- _TASK INSTRUCTIONS_: Single out the lines of the material that contain "Sample" and copy them.

— Start RECORDS FOR THE TASK —

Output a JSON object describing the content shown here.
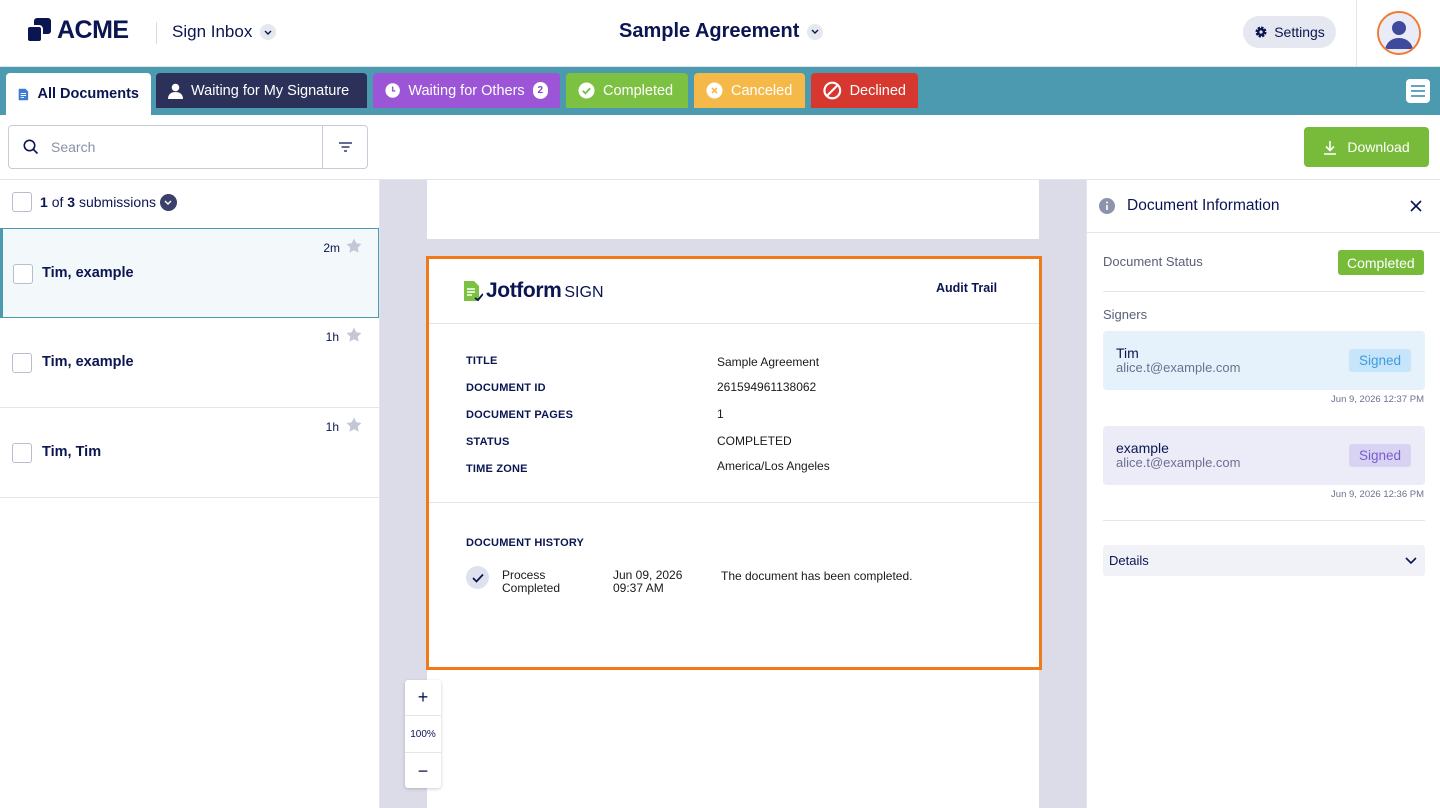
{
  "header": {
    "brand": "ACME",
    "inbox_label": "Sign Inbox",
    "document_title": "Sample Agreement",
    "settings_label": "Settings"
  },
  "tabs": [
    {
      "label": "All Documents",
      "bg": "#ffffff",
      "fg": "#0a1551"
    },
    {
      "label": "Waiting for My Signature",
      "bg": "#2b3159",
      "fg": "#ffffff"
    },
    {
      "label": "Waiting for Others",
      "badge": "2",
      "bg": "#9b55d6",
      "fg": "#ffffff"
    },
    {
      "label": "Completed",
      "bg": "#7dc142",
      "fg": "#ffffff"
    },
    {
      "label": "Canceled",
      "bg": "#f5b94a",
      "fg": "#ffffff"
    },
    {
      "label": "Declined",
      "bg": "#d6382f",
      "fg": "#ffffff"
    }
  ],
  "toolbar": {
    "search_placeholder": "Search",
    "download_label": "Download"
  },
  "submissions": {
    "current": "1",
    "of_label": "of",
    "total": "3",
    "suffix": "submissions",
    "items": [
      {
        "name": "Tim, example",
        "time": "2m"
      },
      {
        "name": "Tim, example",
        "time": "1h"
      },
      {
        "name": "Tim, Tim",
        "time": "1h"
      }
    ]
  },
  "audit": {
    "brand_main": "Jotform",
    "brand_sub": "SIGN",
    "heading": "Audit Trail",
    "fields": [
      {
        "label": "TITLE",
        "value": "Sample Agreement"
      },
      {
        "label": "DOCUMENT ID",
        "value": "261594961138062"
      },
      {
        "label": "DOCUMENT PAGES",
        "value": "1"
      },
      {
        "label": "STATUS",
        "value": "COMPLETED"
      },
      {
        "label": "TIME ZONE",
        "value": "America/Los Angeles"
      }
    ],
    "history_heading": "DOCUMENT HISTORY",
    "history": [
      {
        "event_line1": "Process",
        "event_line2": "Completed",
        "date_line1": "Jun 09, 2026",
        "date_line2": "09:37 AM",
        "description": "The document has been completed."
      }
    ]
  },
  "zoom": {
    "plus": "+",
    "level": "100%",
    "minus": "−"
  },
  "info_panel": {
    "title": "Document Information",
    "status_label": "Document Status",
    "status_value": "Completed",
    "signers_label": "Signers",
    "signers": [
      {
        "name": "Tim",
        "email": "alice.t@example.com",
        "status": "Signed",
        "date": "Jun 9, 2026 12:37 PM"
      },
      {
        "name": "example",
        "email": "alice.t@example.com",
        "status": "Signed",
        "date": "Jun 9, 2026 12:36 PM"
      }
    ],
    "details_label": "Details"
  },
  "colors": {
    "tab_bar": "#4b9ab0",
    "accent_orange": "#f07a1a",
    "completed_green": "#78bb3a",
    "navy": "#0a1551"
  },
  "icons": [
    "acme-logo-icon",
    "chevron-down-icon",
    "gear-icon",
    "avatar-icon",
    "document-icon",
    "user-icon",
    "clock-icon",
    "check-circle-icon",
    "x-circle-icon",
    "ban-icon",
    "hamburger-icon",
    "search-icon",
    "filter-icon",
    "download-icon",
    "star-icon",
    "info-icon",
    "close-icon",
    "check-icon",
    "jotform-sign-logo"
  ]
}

— End RECORDS FOR THE TASK —
— Start RECORDS FOR THE TASK —

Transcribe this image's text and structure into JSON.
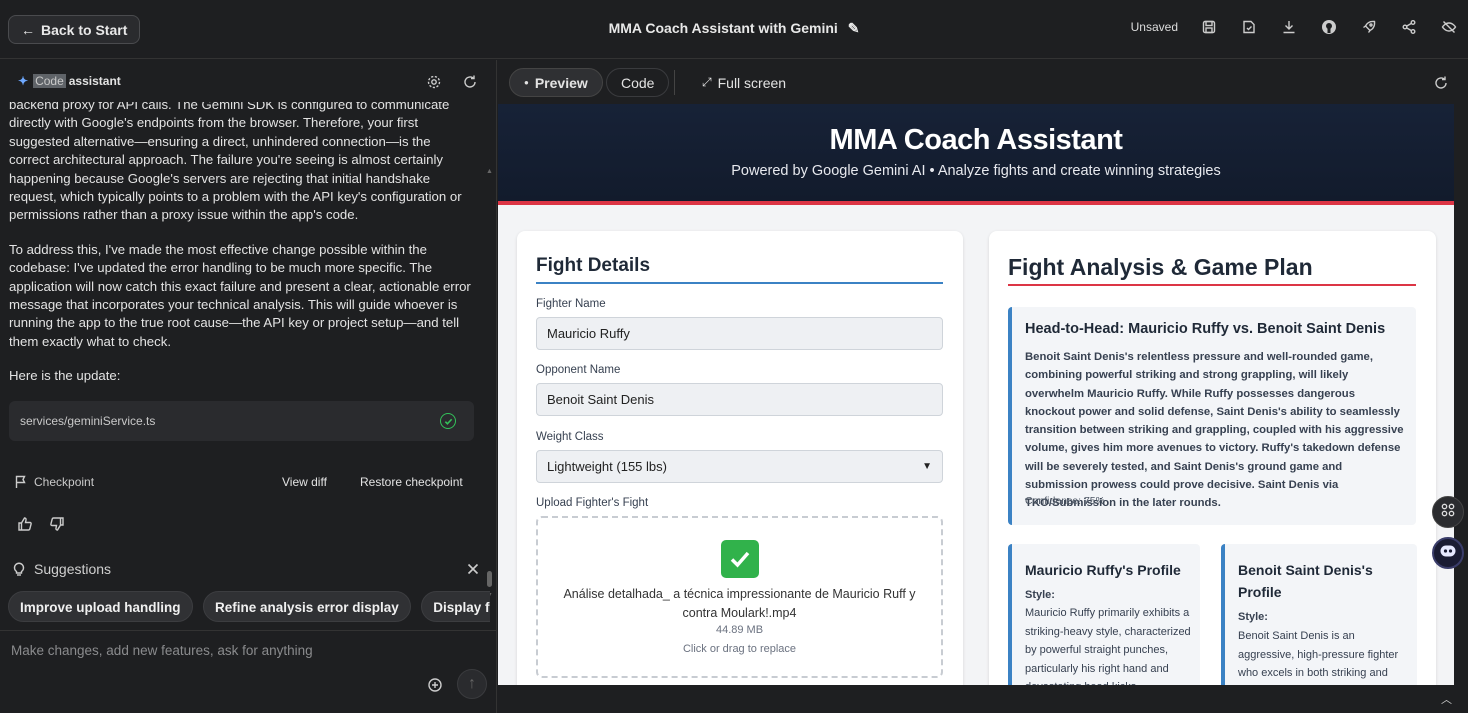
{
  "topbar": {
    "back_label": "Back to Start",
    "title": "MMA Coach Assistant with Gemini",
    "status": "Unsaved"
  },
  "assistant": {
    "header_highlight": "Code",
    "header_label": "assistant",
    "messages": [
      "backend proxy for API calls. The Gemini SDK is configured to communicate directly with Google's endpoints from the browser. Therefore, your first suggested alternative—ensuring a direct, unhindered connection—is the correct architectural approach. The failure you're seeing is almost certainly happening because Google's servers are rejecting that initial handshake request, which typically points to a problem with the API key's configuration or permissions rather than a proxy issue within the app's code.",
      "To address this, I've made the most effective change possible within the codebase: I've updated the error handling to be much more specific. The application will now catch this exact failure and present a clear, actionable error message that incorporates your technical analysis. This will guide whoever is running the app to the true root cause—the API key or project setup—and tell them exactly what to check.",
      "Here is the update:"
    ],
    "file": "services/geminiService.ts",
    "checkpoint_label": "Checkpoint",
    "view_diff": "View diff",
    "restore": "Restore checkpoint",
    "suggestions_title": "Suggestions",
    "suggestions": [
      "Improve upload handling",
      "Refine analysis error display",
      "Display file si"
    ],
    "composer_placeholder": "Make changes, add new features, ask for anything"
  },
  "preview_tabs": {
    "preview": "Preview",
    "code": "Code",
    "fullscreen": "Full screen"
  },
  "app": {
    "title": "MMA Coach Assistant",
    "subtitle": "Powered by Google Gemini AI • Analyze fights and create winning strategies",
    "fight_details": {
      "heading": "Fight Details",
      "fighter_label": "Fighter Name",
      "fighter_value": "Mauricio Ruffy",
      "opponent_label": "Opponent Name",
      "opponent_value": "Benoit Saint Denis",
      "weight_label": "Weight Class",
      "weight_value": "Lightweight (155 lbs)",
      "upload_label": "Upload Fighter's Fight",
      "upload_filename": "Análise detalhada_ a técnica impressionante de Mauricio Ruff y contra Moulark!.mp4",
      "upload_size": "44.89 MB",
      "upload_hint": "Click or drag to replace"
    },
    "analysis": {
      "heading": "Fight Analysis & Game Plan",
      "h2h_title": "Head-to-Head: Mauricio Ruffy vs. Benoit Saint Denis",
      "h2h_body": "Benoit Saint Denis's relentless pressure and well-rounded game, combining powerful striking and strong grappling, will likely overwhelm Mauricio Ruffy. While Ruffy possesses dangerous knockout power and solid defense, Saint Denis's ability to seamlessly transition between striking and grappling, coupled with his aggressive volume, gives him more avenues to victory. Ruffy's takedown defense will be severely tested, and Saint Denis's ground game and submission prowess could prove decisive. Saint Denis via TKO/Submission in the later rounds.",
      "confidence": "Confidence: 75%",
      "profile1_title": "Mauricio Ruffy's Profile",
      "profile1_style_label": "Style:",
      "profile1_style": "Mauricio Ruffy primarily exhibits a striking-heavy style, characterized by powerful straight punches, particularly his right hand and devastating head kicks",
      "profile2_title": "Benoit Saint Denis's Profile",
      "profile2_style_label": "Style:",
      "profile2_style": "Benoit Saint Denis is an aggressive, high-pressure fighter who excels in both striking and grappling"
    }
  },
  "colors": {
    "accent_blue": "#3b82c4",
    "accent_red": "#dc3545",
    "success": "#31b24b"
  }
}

— End RECORDS FOR THE TASK —

- _SOLUTION_:
    "document_title": "Sample Agreement",
        "value": "Sample Agreement"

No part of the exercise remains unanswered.